Stored records

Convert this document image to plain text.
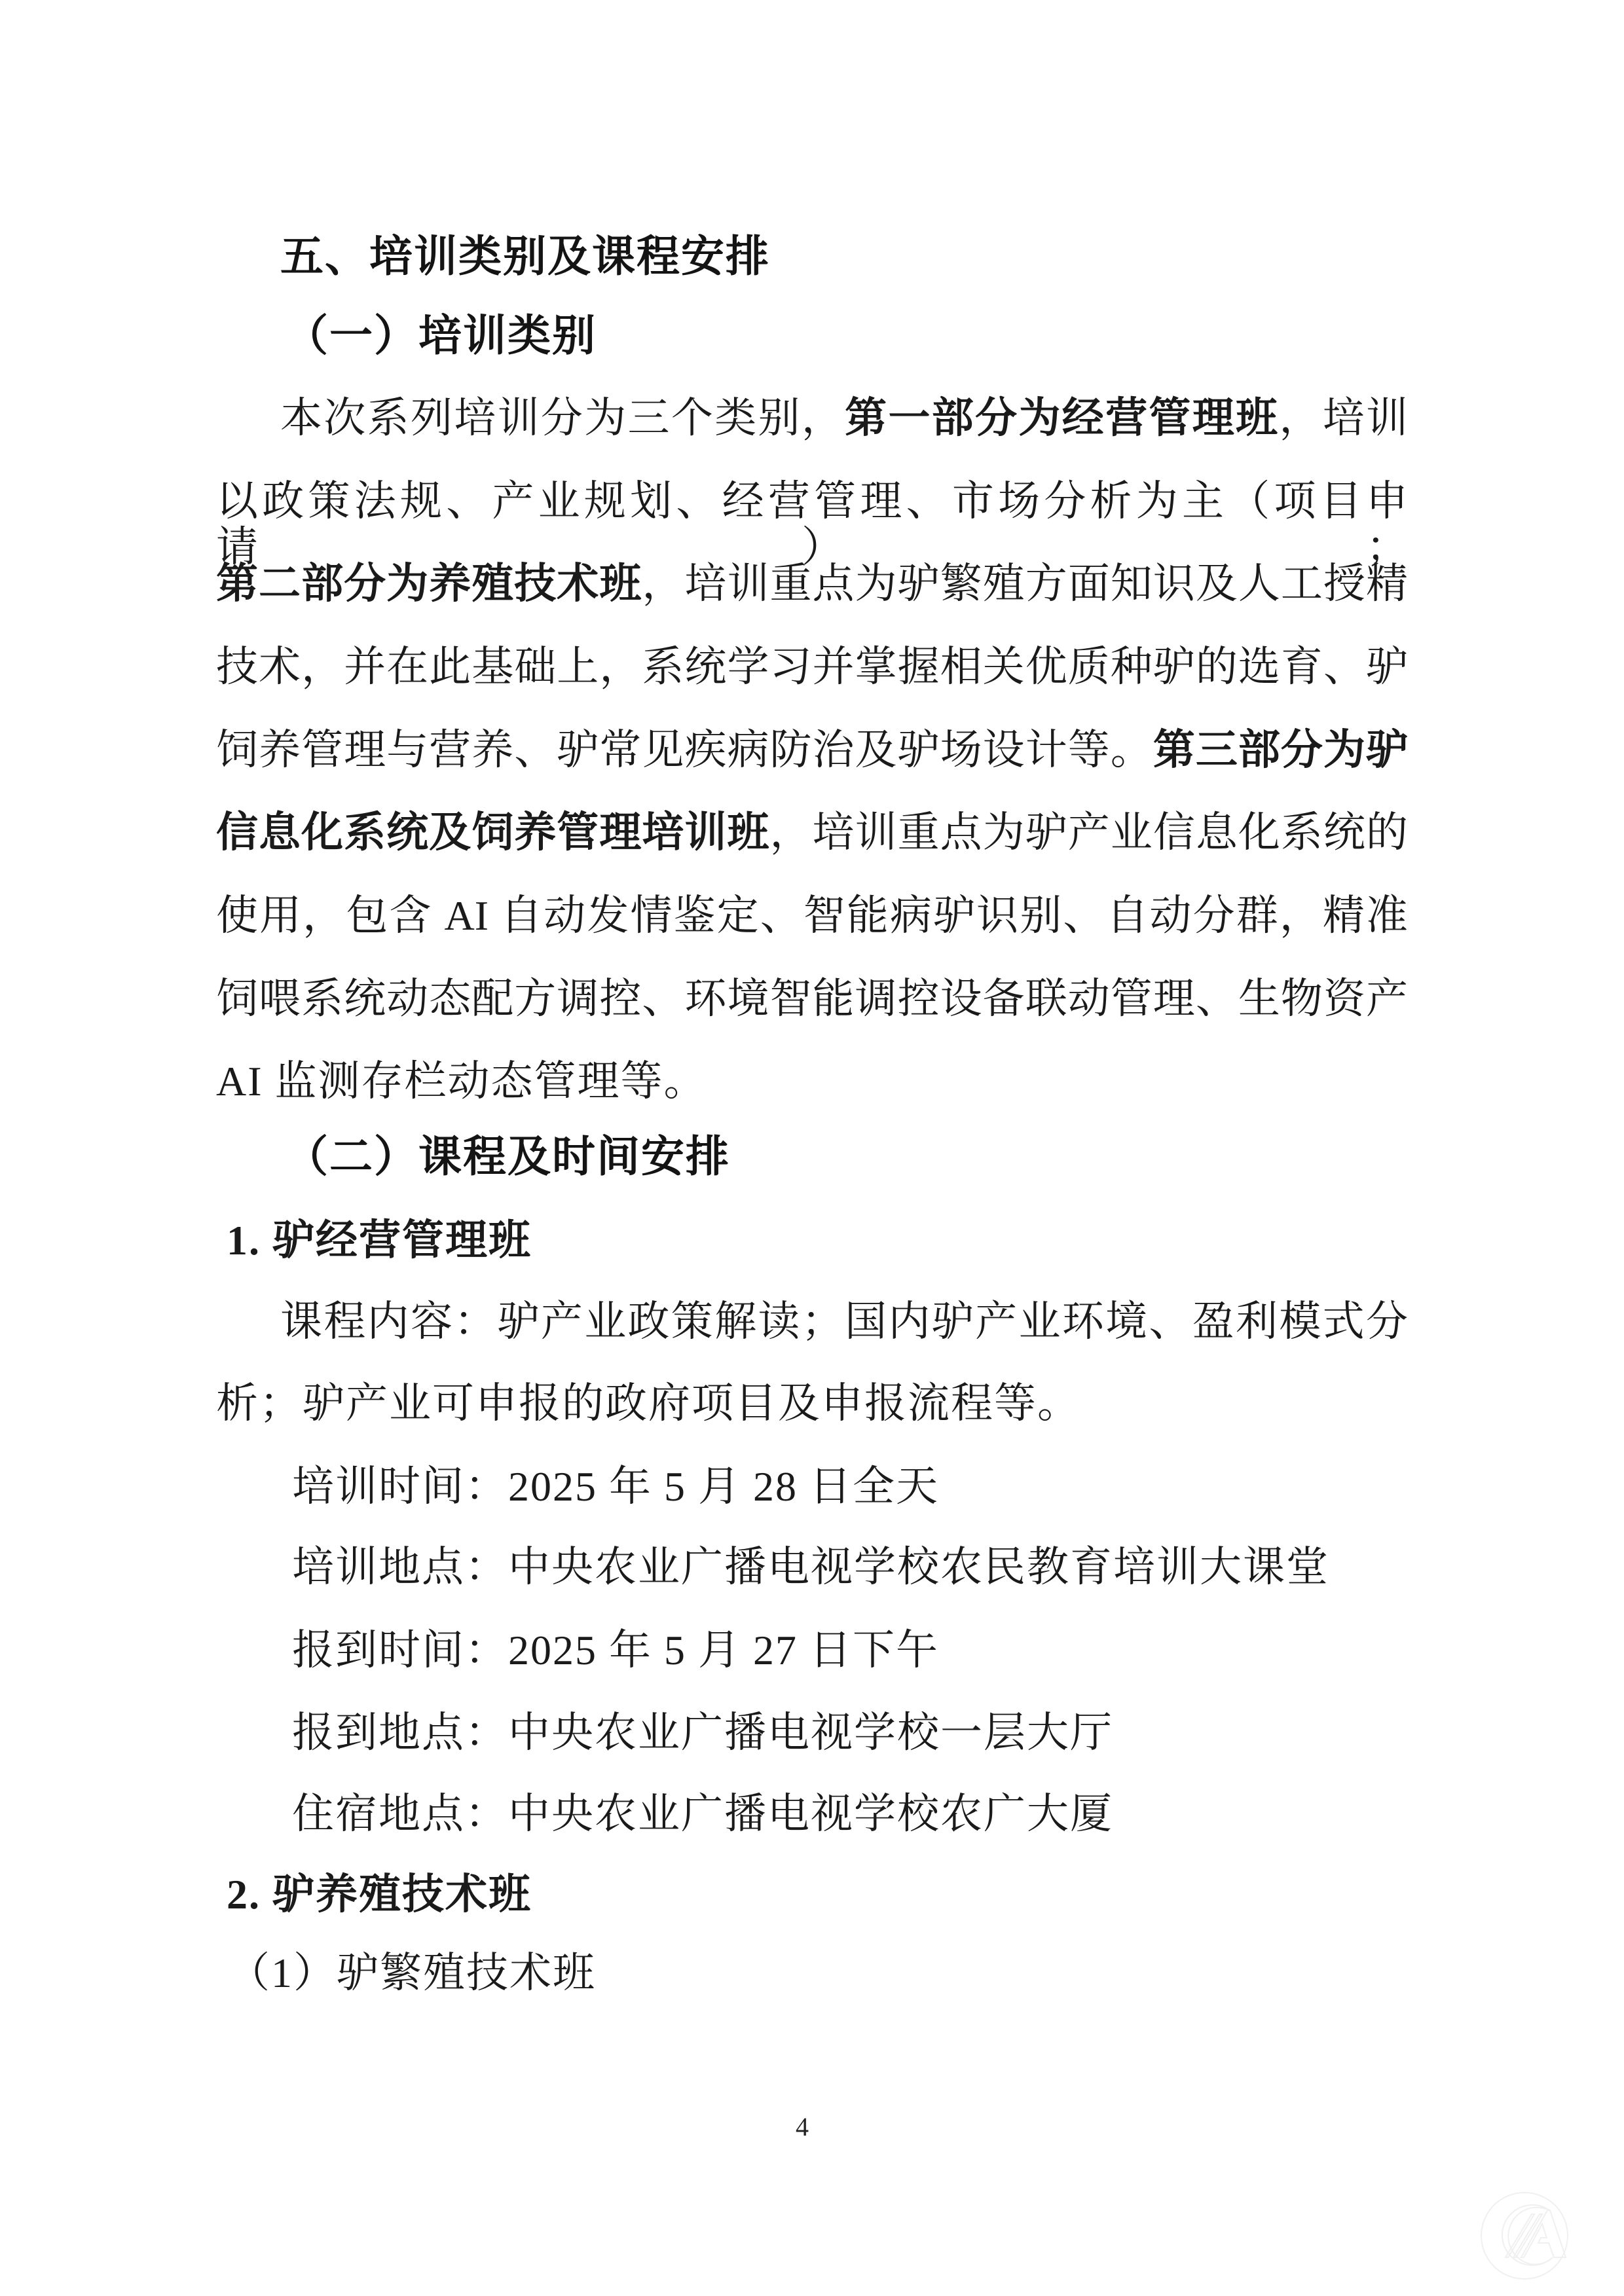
五、培训类别及课程安排
（一）培训类别
本次系列培训分为三个类别，第一部分为经营管理班，培训
以政策法规、产业规划、经营管理、市场分析为主（项目申请）；
第二部分为养殖技术班，培训重点为驴繁殖方面知识及人工授精
技术，并在此基础上，系统学习并掌握相关优质种驴的选育、驴
饲养管理与营养、驴常见疾病防治及驴场设计等。第三部分为驴
信息化系统及饲养管理培训班，培训重点为驴产业信息化系统的
使用，包含 AI 自动发情鉴定、智能病驴识别、自动分群，精准
饲喂系统动态配方调控、环境智能调控设备联动管理、生物资产
AI 监测存栏动态管理等。
（二）课程及时间安排
1. 驴经营管理班
课程内容：驴产业政策解读；国内驴产业环境、盈利模式分
析；驴产业可申报的政府项目及申报流程等。
培训时间：2025 年 5 月 28 日全天
培训地点：中央农业广播电视学校农民教育培训大课堂
报到时间：2025 年 5 月 27 日下午
报到地点：中央农业广播电视学校一层大厅
住宿地点：中央农业广播电视学校农广大厦
2. 驴养殖技术班
（1）驴繁殖技术班
4
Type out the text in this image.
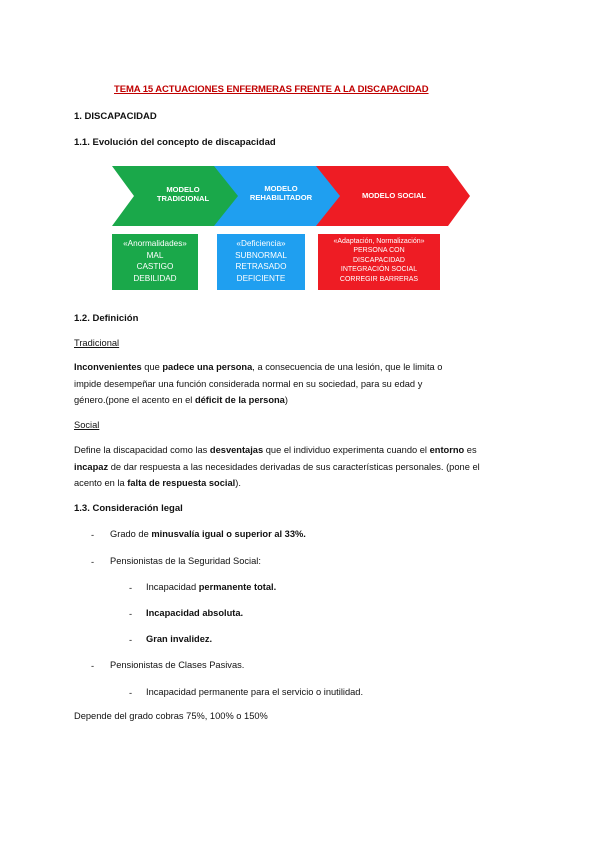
TEMA 15 ACTUACIONES ENFERMERAS FRENTE A LA DISCAPACIDAD
1. DISCAPACIDAD
1.1. Evolución del concepto de discapacidad
MODELO
TRADICIONAL
MODELO
REHABILITADOR	MODELO SOCIAL
«Anormalidades»
MAL
CASTIGO
DEBILIDAD
«Deficiencia»
SUBNORMAL
RETRASADO
DEFICIENTE
«Adaptación, Normalización»
PERSONA CON
DISCAPACIDAD
INTEGRACIÓN SOCIAL
CORREGIR BARRERAS
1.2. Definición
Tradicional
Inconvenientes que padece una persona, a consecuencia de una lesión, que le limita o
impide desempeñar una función considerada normal en su sociedad, para su edad y
género.(pone el acento en el déficit de la persona)
Social
Define la discapacidad como las desventajas que el individuo experimenta cuando el entorno es
incapaz de dar respuesta a las necesidades derivadas de sus características personales. (pone el
acento en la falta de respuesta social).
1.3. Consideración legal
- Grado de minusvalía igual o superior al 33%.
- Pensionistas de la Seguridad Social:
- Incapacidad permanente total.
- Incapacidad absoluta.
- Gran invalidez.
- Pensionistas de Clases Pasivas.
- Incapacidad permanente para el servicio o inutilidad.
Depende del grado cobras 75%, 100% o 150%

**Brief**
Among the lines of the material, find those that hold the word "Pensionistas" and copy them.

**Answer in full**
- Pensionistas de la Seguridad Social:
- Pensionistas de Clases Pasivas.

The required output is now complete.